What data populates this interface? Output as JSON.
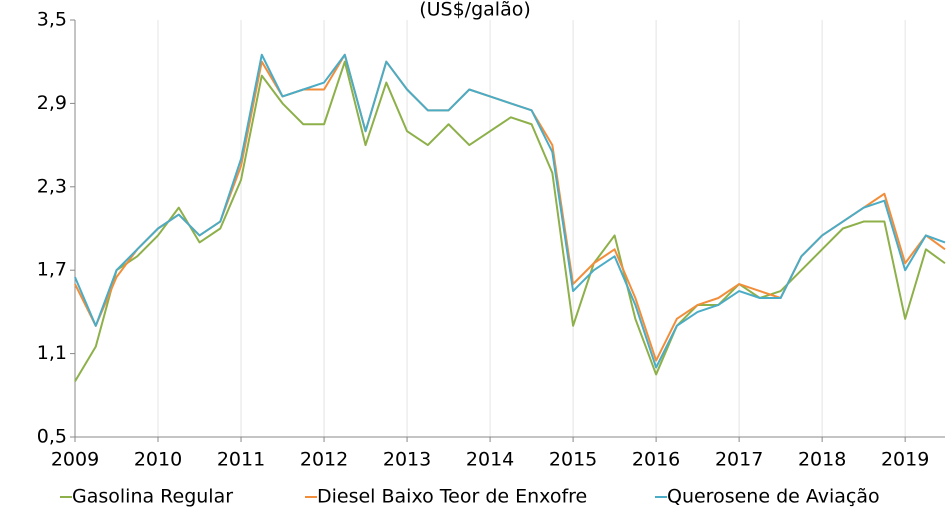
{
  "chart_data": {
    "type": "line",
    "title": "(US$/galão)",
    "x": [
      2009.0,
      2009.25,
      2009.5,
      2009.75,
      2010.0,
      2010.25,
      2010.5,
      2010.75,
      2011.0,
      2011.25,
      2011.5,
      2011.75,
      2012.0,
      2012.25,
      2012.5,
      2012.75,
      2013.0,
      2013.25,
      2013.5,
      2013.75,
      2014.0,
      2014.25,
      2014.5,
      2014.75,
      2015.0,
      2015.25,
      2015.5,
      2015.75,
      2016.0,
      2016.25,
      2016.5,
      2016.75,
      2017.0,
      2017.25,
      2017.5,
      2017.75,
      2018.0,
      2018.25,
      2018.5,
      2018.75,
      2019.0,
      2019.25,
      2019.48
    ],
    "series": [
      {
        "name": "Gasolina Regular",
        "color": "#8db04a",
        "values": [
          0.9,
          1.15,
          1.7,
          1.8,
          1.95,
          2.15,
          1.9,
          2.0,
          2.35,
          3.1,
          2.9,
          2.75,
          2.75,
          3.2,
          2.6,
          3.05,
          2.7,
          2.6,
          2.75,
          2.6,
          2.7,
          2.8,
          2.75,
          2.4,
          1.3,
          1.75,
          1.95,
          1.35,
          0.95,
          1.3,
          1.45,
          1.45,
          1.6,
          1.5,
          1.55,
          1.7,
          1.85,
          2.0,
          2.05,
          2.05,
          1.35,
          1.85,
          1.75
        ]
      },
      {
        "name": "Diesel Baixo Teor de Enxofre",
        "color": "#f28e3b",
        "values": [
          1.6,
          1.3,
          1.65,
          1.85,
          2.0,
          2.1,
          1.95,
          2.05,
          2.45,
          3.2,
          2.95,
          3.0,
          3.0,
          3.25,
          2.7,
          3.2,
          3.0,
          2.85,
          2.85,
          3.0,
          2.95,
          2.9,
          2.85,
          2.6,
          1.6,
          1.75,
          1.85,
          1.5,
          1.05,
          1.35,
          1.45,
          1.5,
          1.6,
          1.55,
          1.5,
          1.8,
          1.95,
          2.05,
          2.15,
          2.25,
          1.75,
          1.95,
          1.85
        ]
      },
      {
        "name": "Querosene de Aviação",
        "color": "#4bacc6",
        "values": [
          1.65,
          1.3,
          1.7,
          1.85,
          2.0,
          2.1,
          1.95,
          2.05,
          2.5,
          3.25,
          2.95,
          3.0,
          3.05,
          3.25,
          2.7,
          3.2,
          3.0,
          2.85,
          2.85,
          3.0,
          2.95,
          2.9,
          2.85,
          2.55,
          1.55,
          1.7,
          1.8,
          1.45,
          1.0,
          1.3,
          1.4,
          1.45,
          1.55,
          1.5,
          1.5,
          1.8,
          1.95,
          2.05,
          2.15,
          2.2,
          1.7,
          1.95,
          1.9
        ]
      }
    ],
    "xlim": [
      2009,
      2019.48
    ],
    "xticks": [
      2009,
      2010,
      2011,
      2012,
      2013,
      2014,
      2015,
      2016,
      2017,
      2018,
      2019
    ],
    "ylim": [
      0.5,
      3.5
    ],
    "yticks": [
      {
        "value": 0.5,
        "label": "0,5"
      },
      {
        "value": 1.1,
        "label": "1,1"
      },
      {
        "value": 1.7,
        "label": "1,7"
      },
      {
        "value": 2.3,
        "label": "2,3"
      },
      {
        "value": 2.9,
        "label": "2,9"
      },
      {
        "value": 3.5,
        "label": "3,5"
      }
    ],
    "grid": "x",
    "legend": "bottom"
  }
}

- - - - -

# Aim:
Set the entries down again exactly. Do not include the images.

# Result:
What data populates this interface? Output as JSON.
{
  "chart_data": {
    "type": "line",
    "title": "(US$/galão)",
    "x": [
      2009.0,
      2009.25,
      2009.5,
      2009.75,
      2010.0,
      2010.25,
      2010.5,
      2010.75,
      2011.0,
      2011.25,
      2011.5,
      2011.75,
      2012.0,
      2012.25,
      2012.5,
      2012.75,
      2013.0,
      2013.25,
      2013.5,
      2013.75,
      2014.0,
      2014.25,
      2014.5,
      2014.75,
      2015.0,
      2015.25,
      2015.5,
      2015.75,
      2016.0,
      2016.25,
      2016.5,
      2016.75,
      2017.0,
      2017.25,
      2017.5,
      2017.75,
      2018.0,
      2018.25,
      2018.5,
      2018.75,
      2019.0,
      2019.25,
      2019.48
    ],
    "series": [
      {
        "name": "Gasolina Regular",
        "color": "#8db04a",
        "values": [
          0.9,
          1.15,
          1.7,
          1.8,
          1.95,
          2.15,
          1.9,
          2.0,
          2.35,
          3.1,
          2.9,
          2.75,
          2.75,
          3.2,
          2.6,
          3.05,
          2.7,
          2.6,
          2.75,
          2.6,
          2.7,
          2.8,
          2.75,
          2.4,
          1.3,
          1.75,
          1.95,
          1.35,
          0.95,
          1.3,
          1.45,
          1.45,
          1.6,
          1.5,
          1.55,
          1.7,
          1.85,
          2.0,
          2.05,
          2.05,
          1.35,
          1.85,
          1.75
        ]
      },
      {
        "name": "Diesel Baixo Teor de Enxofre",
        "color": "#f28e3b",
        "values": [
          1.6,
          1.3,
          1.65,
          1.85,
          2.0,
          2.1,
          1.95,
          2.05,
          2.45,
          3.2,
          2.95,
          3.0,
          3.0,
          3.25,
          2.7,
          3.2,
          3.0,
          2.85,
          2.85,
          3.0,
          2.95,
          2.9,
          2.85,
          2.6,
          1.6,
          1.75,
          1.85,
          1.5,
          1.05,
          1.35,
          1.45,
          1.5,
          1.6,
          1.55,
          1.5,
          1.8,
          1.95,
          2.05,
          2.15,
          2.25,
          1.75,
          1.95,
          1.85
        ]
      },
      {
        "name": "Querosene de Aviação",
        "color": "#4bacc6",
        "values": [
          1.65,
          1.3,
          1.7,
          1.85,
          2.0,
          2.1,
          1.95,
          2.05,
          2.5,
          3.25,
          2.95,
          3.0,
          3.05,
          3.25,
          2.7,
          3.2,
          3.0,
          2.85,
          2.85,
          3.0,
          2.95,
          2.9,
          2.85,
          2.55,
          1.55,
          1.7,
          1.8,
          1.45,
          1.0,
          1.3,
          1.4,
          1.45,
          1.55,
          1.5,
          1.5,
          1.8,
          1.95,
          2.05,
          2.15,
          2.2,
          1.7,
          1.95,
          1.9
        ]
      }
    ],
    "xlim": [
      2009,
      2019.48
    ],
    "xticks": [
      2009,
      2010,
      2011,
      2012,
      2013,
      2014,
      2015,
      2016,
      2017,
      2018,
      2019
    ],
    "ylim": [
      0.5,
      3.5
    ],
    "yticks": [
      {
        "value": 0.5,
        "label": "0,5"
      },
      {
        "value": 1.1,
        "label": "1,1"
      },
      {
        "value": 1.7,
        "label": "1,7"
      },
      {
        "value": 2.3,
        "label": "2,3"
      },
      {
        "value": 2.9,
        "label": "2,9"
      },
      {
        "value": 3.5,
        "label": "3,5"
      }
    ],
    "grid": "x",
    "legend": "bottom"
  }
}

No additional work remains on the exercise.